--- START OF Records to use ---

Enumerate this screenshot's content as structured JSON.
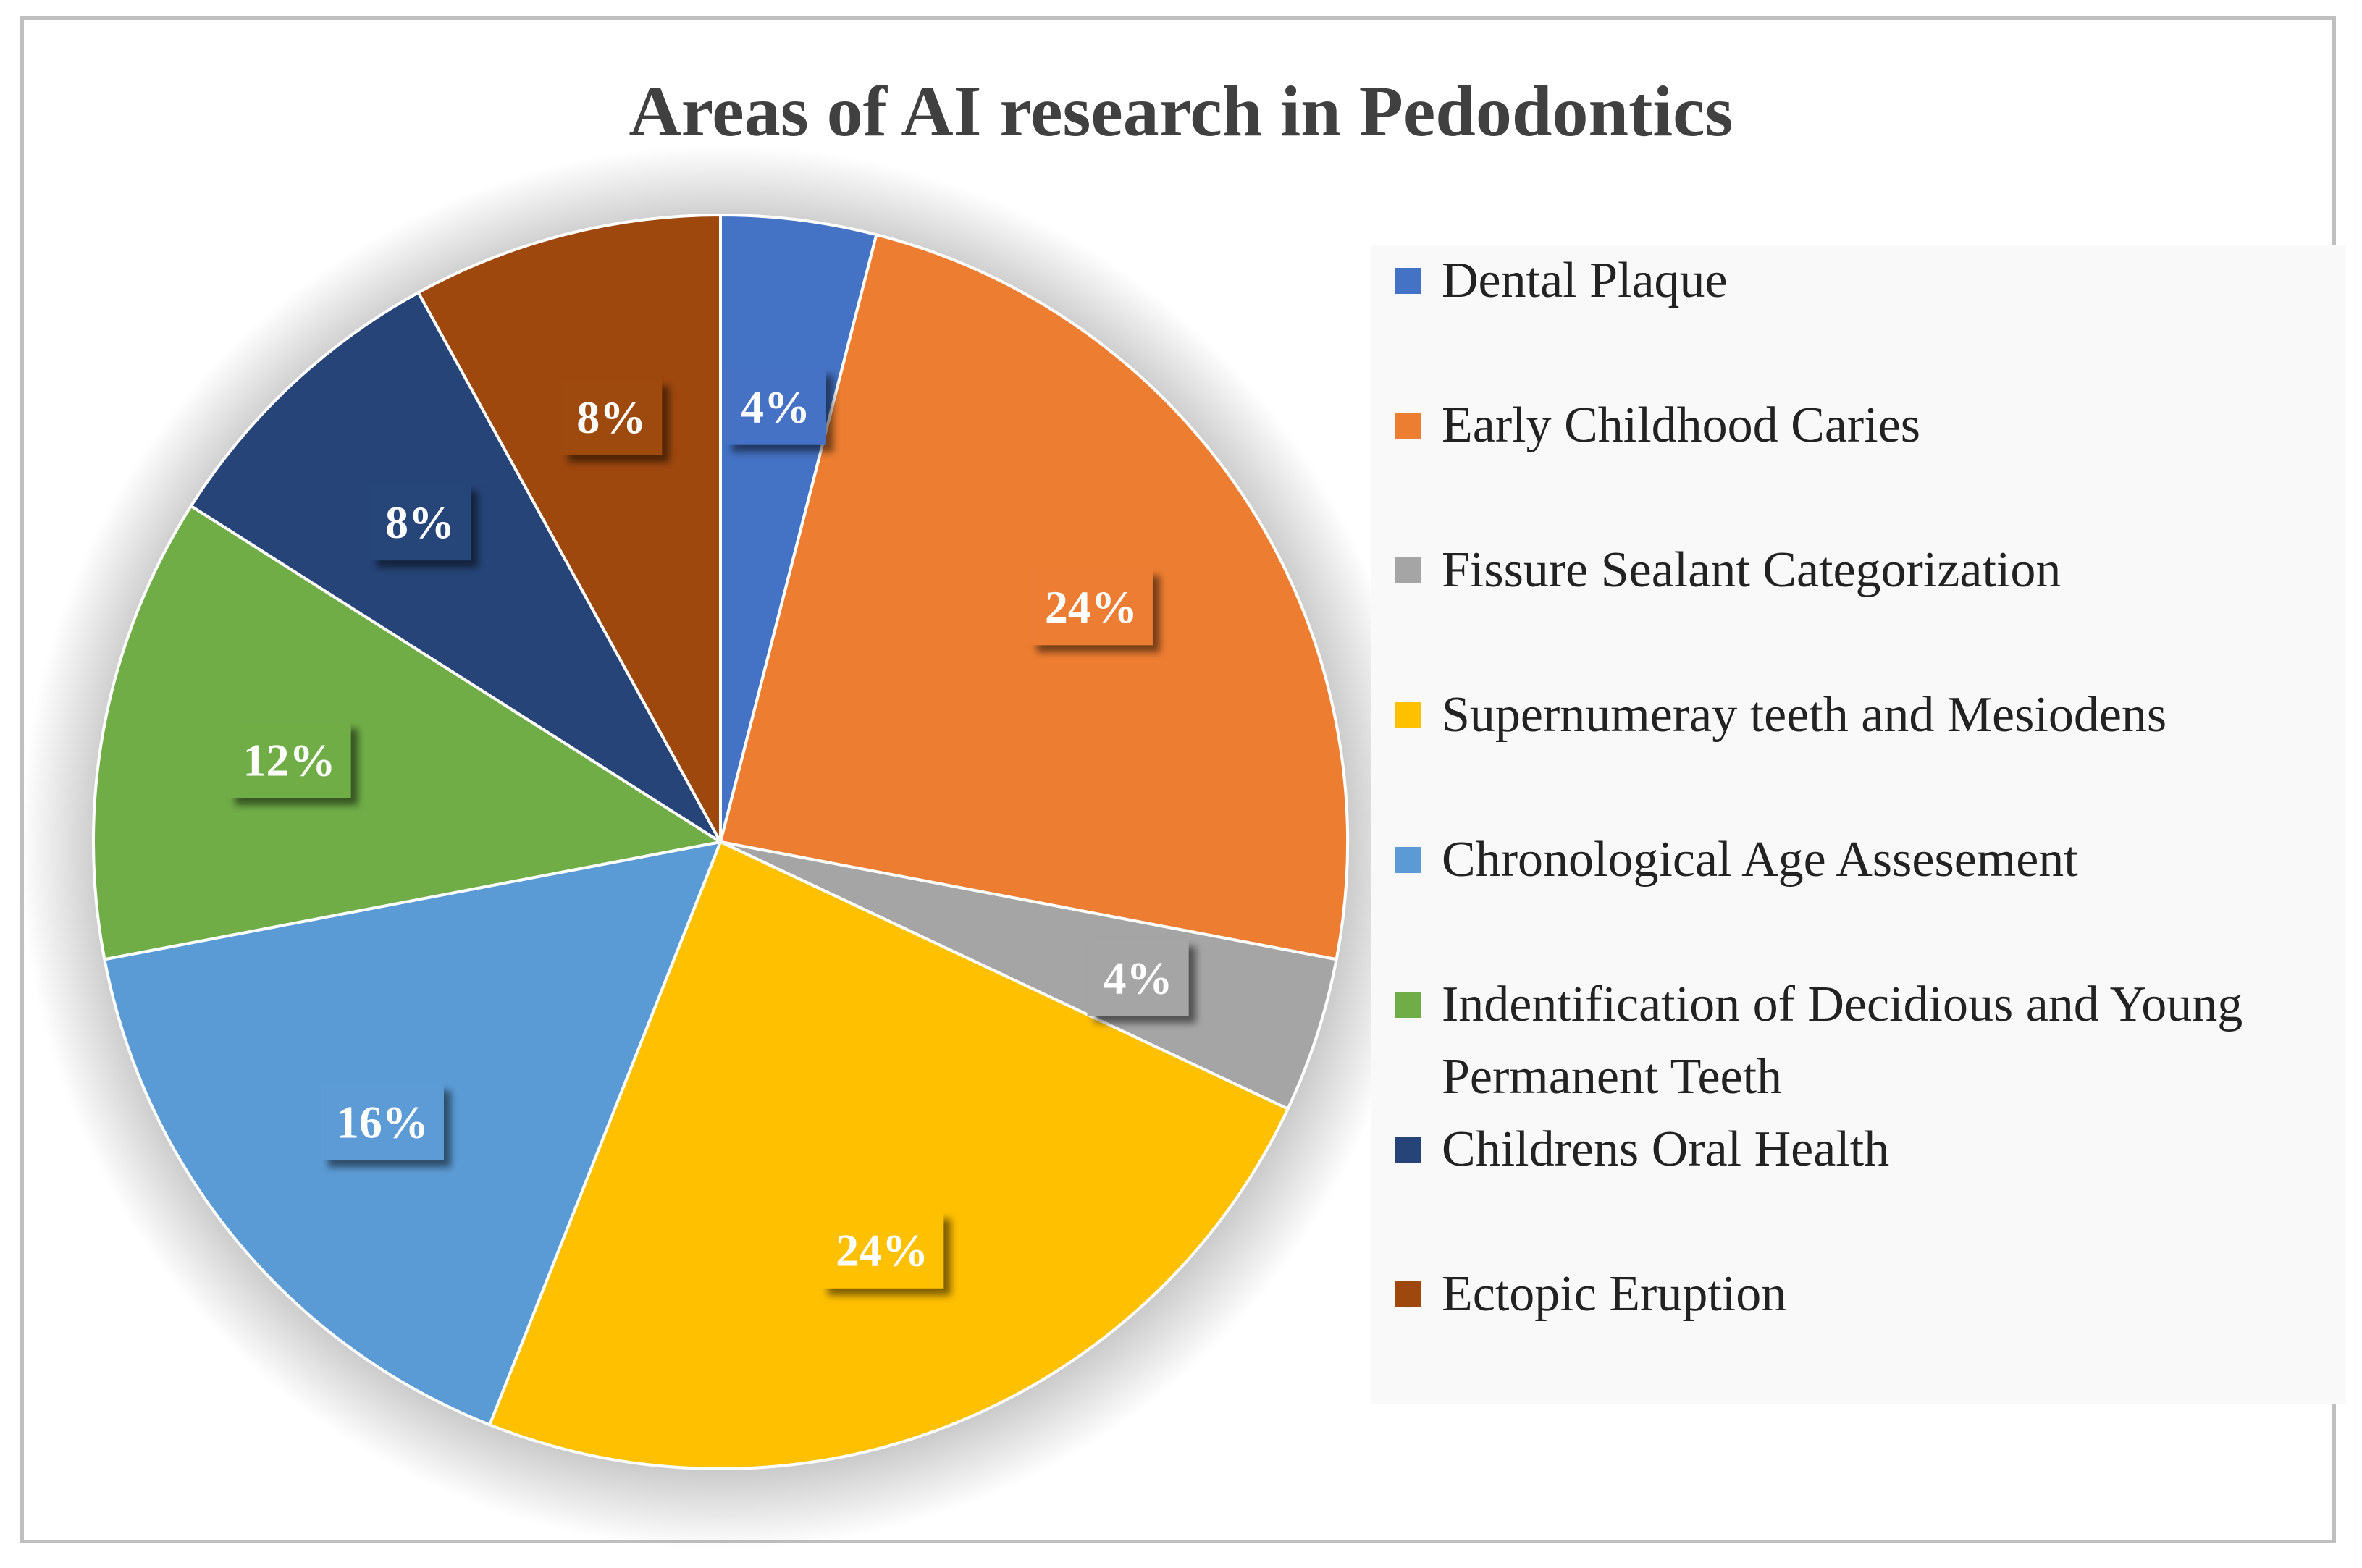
{
  "chart_data": {
    "type": "pie",
    "title": "Areas of AI research in Pedodontics",
    "legend_position": "right",
    "slices": [
      {
        "label": "Dental Plaque",
        "value": 4,
        "value_label": "4%",
        "color": "#4472C4"
      },
      {
        "label": "Early Childhood Caries",
        "value": 24,
        "value_label": "24%",
        "color": "#ED7D31"
      },
      {
        "label": "Fissure Sealant Categorization",
        "value": 4,
        "value_label": "4%",
        "color": "#A5A5A5"
      },
      {
        "label": "Supernumeray teeth and Mesiodens",
        "value": 24,
        "value_label": "24%",
        "color": "#FFC000"
      },
      {
        "label": "Chronological Age Assesement",
        "value": 16,
        "value_label": "16%",
        "color": "#5B9BD5"
      },
      {
        "label": "Indentification of Decidious and Young Permanent Teeth",
        "value": 12,
        "value_label": "12%",
        "color": "#70AD47"
      },
      {
        "label": "Childrens Oral Health",
        "value": 8,
        "value_label": "8%",
        "color": "#264478"
      },
      {
        "label": "Ectopic Eruption",
        "value": 8,
        "value_label": "8%",
        "color": "#9E480E"
      }
    ]
  }
}
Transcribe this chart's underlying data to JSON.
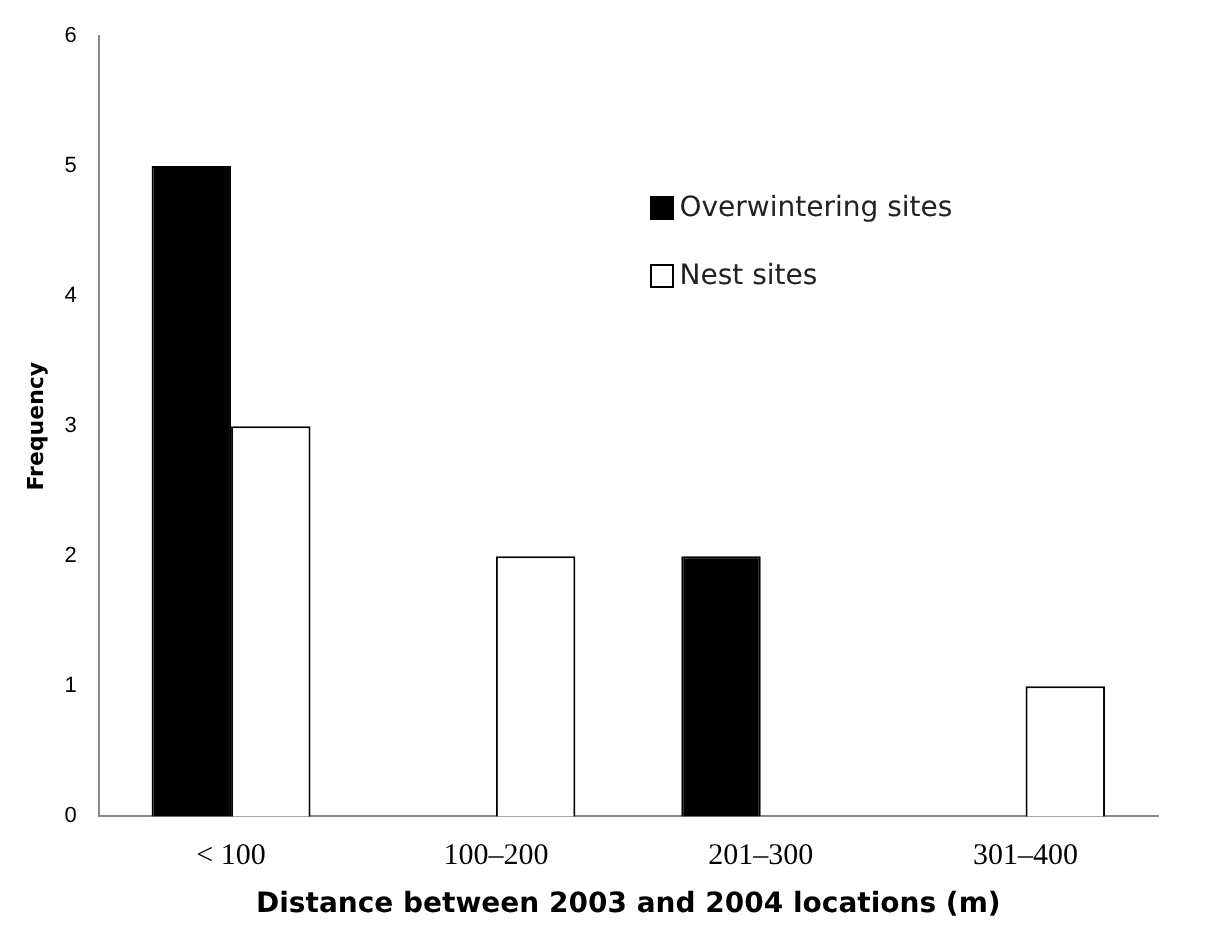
{
  "chart_data": {
    "type": "bar",
    "xlabel": "Distance between 2003 and 2004 locations (m)",
    "ylabel": "Frequency",
    "categories": [
      "< 100",
      "100–200",
      "201–300",
      "301–400"
    ],
    "series": [
      {
        "name": "Overwintering sites",
        "color": "#000000",
        "values": [
          5,
          0,
          2,
          0
        ]
      },
      {
        "name": "Nest sites",
        "color": "#ffffff",
        "values": [
          3,
          2,
          0,
          1
        ]
      }
    ],
    "ylim": [
      0,
      6
    ],
    "yticks": [
      0,
      1,
      2,
      3,
      4,
      5,
      6
    ],
    "grid": false,
    "legend": "top right"
  }
}
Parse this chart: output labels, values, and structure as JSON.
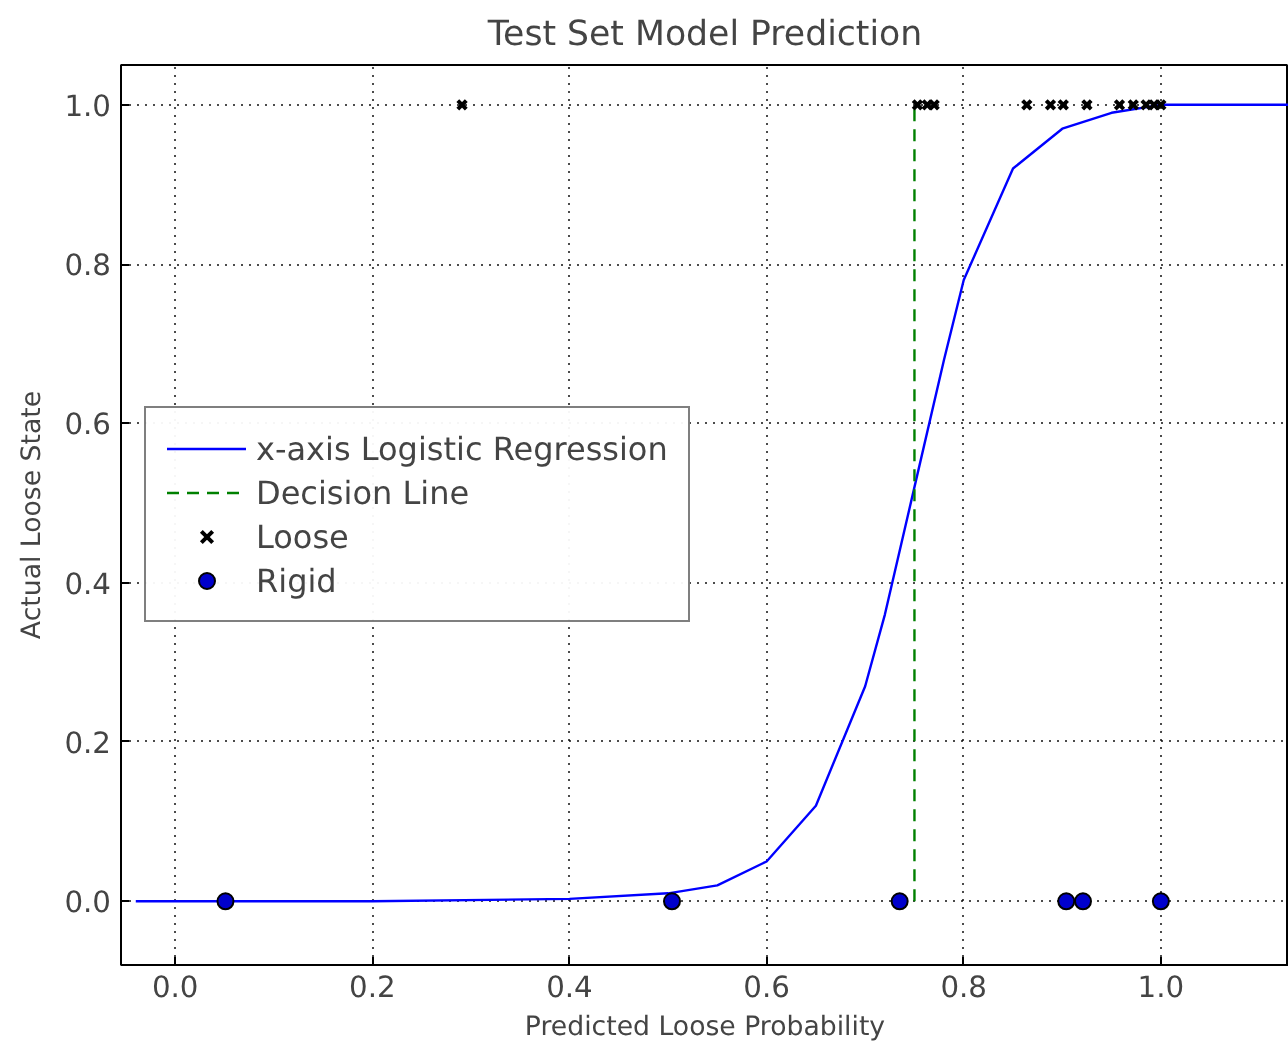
{
  "chart_data": {
    "type": "scatter",
    "title": "Test Set Model Prediction",
    "xlabel": "Predicted Loose Probability",
    "ylabel": "Actual Loose State",
    "xlim": [
      -0.055,
      1.13
    ],
    "ylim": [
      -0.08,
      1.05
    ],
    "xticks": [
      {
        "value": 0,
        "label": "0.0"
      },
      0.2,
      0.4,
      0.6,
      0.8,
      {
        "value": 1,
        "label": "1.0"
      }
    ],
    "yticks": [
      {
        "value": 0,
        "label": "0.0"
      },
      0.2,
      0.4,
      0.6,
      0.8,
      {
        "value": 1,
        "label": "1.0"
      }
    ],
    "grid": true,
    "legend": "left",
    "series": [
      {
        "name": "x-axis Logistic Regression",
        "type": "line",
        "color": "#0000ff",
        "line_style": "solid",
        "x": [
          -0.04,
          0.2,
          0.4,
          0.5,
          0.55,
          0.6,
          0.65,
          0.7,
          0.72,
          0.75,
          0.78,
          0.8,
          0.85,
          0.9,
          0.95,
          1.0,
          1.13
        ],
        "values": [
          0,
          0,
          0.003,
          0.01,
          0.02,
          0.05,
          0.12,
          0.27,
          0.36,
          0.52,
          0.68,
          0.78,
          0.92,
          0.97,
          0.99,
          1.0,
          1.0
        ]
      },
      {
        "name": "Decision Line",
        "type": "line",
        "color": "#008000",
        "line_style": "dashed",
        "x": [
          0.75,
          0.75
        ],
        "values": [
          0,
          1
        ]
      },
      {
        "name": "Loose",
        "marker": "cross",
        "color": "#000000",
        "x": [
          0.291,
          0.753,
          0.763,
          0.77,
          0.864,
          0.888,
          0.901,
          0.925,
          0.958,
          0.972,
          0.985,
          0.993,
          1.0
        ],
        "values": [
          1,
          1,
          1,
          1,
          1,
          1,
          1,
          1,
          1,
          1,
          1,
          1,
          1
        ]
      },
      {
        "name": "Rigid",
        "marker": "circle",
        "color": "#0000cc",
        "x": [
          0.051,
          0.504,
          0.735,
          0.904,
          0.921,
          1.0
        ],
        "values": [
          0,
          0,
          0,
          0,
          0,
          0
        ]
      }
    ]
  }
}
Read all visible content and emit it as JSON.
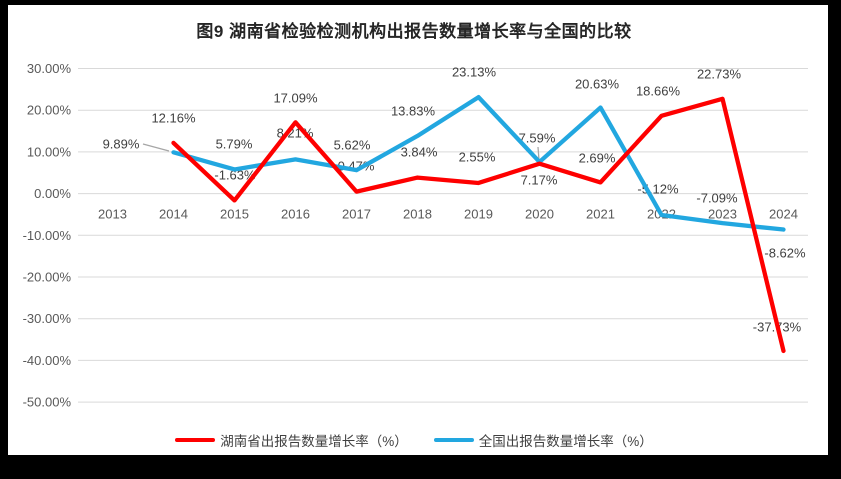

--- END OF Records to use ---

- [Exercise objective] Reproduce every line of the material precisely, omitting its pictures.

- [Result of this task]
Enumerate this screenshot's content as structured JSON.
{
  "chart_data": {
    "type": "pie",
    "title": "Areas of AI research in Pedodontics",
    "legend_position": "right",
    "slices": [
      {
        "label": "Dental Plaque",
        "value": 4,
        "value_label": "4%",
        "color": "#4472C4"
      },
      {
        "label": "Early Childhood Caries",
        "value": 24,
        "value_label": "24%",
        "color": "#ED7D31"
      },
      {
        "label": "Fissure Sealant Categorization",
        "value": 4,
        "value_label": "4%",
        "color": "#A5A5A5"
      },
      {
        "label": "Supernumeray teeth and Mesiodens",
        "value": 24,
        "value_label": "24%",
        "color": "#FFC000"
      },
      {
        "label": "Chronological Age Assesement",
        "value": 16,
        "value_label": "16%",
        "color": "#5B9BD5"
      },
      {
        "label": "Indentification of Decidious and Young Permanent Teeth",
        "value": 12,
        "value_label": "12%",
        "color": "#70AD47"
      },
      {
        "label": "Childrens Oral Health",
        "value": 8,
        "value_label": "8%",
        "color": "#264478"
      },
      {
        "label": "Ectopic Eruption",
        "value": 8,
        "value_label": "8%",
        "color": "#9E480E"
      }
    ]
  }
}
Transcribe this chart's underlying data to JSON.
{
  "chart_data": {
    "type": "bar",
    "xlabel": "Distance between 2003 and 2004 locations (m)",
    "ylabel": "Frequency",
    "categories": [
      "< 100",
      "100–200",
      "201–300",
      "301–400"
    ],
    "series": [
      {
        "name": "Overwintering sites",
        "color": "#000000",
        "values": [
          5,
          0,
          2,
          0
        ]
      },
      {
        "name": "Nest sites",
        "color": "#ffffff",
        "values": [
          3,
          2,
          0,
          1
        ]
      }
    ],
    "ylim": [
      0,
      6
    ],
    "yticks": [
      0,
      1,
      2,
      3,
      4,
      5,
      6
    ],
    "grid": false,
    "legend": "top right"
  }
}
Parse this chart: output labels, values, and structure as JSON.
{
  "chart_data": {
    "type": "scatter",
    "title": "Test Set Model Prediction",
    "xlabel": "Predicted Loose Probability",
    "ylabel": "Actual Loose State",
    "xlim": [
      -0.055,
      1.13
    ],
    "ylim": [
      -0.08,
      1.05
    ],
    "xticks": [
      {
        "value": 0,
        "label": "0.0"
      },
      0.2,
      0.4,
      0.6,
      0.8,
      {
        "value": 1,
        "label": "1.0"
      }
    ],
    "yticks": [
      {
        "value": 0,
        "label": "0.0"
      },
      0.2,
      0.4,
      0.6,
      0.8,
      {
        "value": 1,
        "label": "1.0"
      }
    ],
    "grid": true,
    "legend": "left",
    "series": [
      {
        "name": "x-axis Logistic Regression",
        "type": "line",
        "color": "#0000ff",
        "line_style": "solid",
        "x": [
          -0.04,
          0.2,
          0.4,
          0.5,
          0.55,
          0.6,
          0.65,
          0.7,
          0.72,
          0.75,
          0.78,
          0.8,
          0.85,
          0.9,
          0.95,
          1.0,
          1.13
        ],
        "values": [
          0,
          0,
          0.003,
          0.01,
          0.02,
          0.05,
          0.12,
          0.27,
          0.36,
          0.52,
          0.68,
          0.78,
          0.92,
          0.97,
          0.99,
          1.0,
          1.0
        ]
      },
      {
        "name": "Decision Line",
        "type": "line",
        "color": "#008000",
        "line_style": "dashed",
        "x": [
          0.75,
          0.75
        ],
        "values": [
          0,
          1
        ]
      },
      {
        "name": "Loose",
        "marker": "cross",
        "color": "#000000",
        "x": [
          0.291,
          0.753,
          0.763,
          0.77,
          0.864,
          0.888,
          0.901,
          0.925,
          0.958,
          0.972,
          0.985,
          0.993,
          1.0
        ],
        "values": [
          1,
          1,
          1,
          1,
          1,
          1,
          1,
          1,
          1,
          1,
          1,
          1,
          1
        ]
      },
      {
        "name": "Rigid",
        "marker": "circle",
        "color": "#0000cc",
        "x": [
          0.051,
          0.504,
          0.735,
          0.904,
          0.921,
          1.0
        ],
        "values": [
          0,
          0,
          0,
          0,
          0,
          0
        ]
      }
    ]
  }
}
Read all visible content and emit it as JSON.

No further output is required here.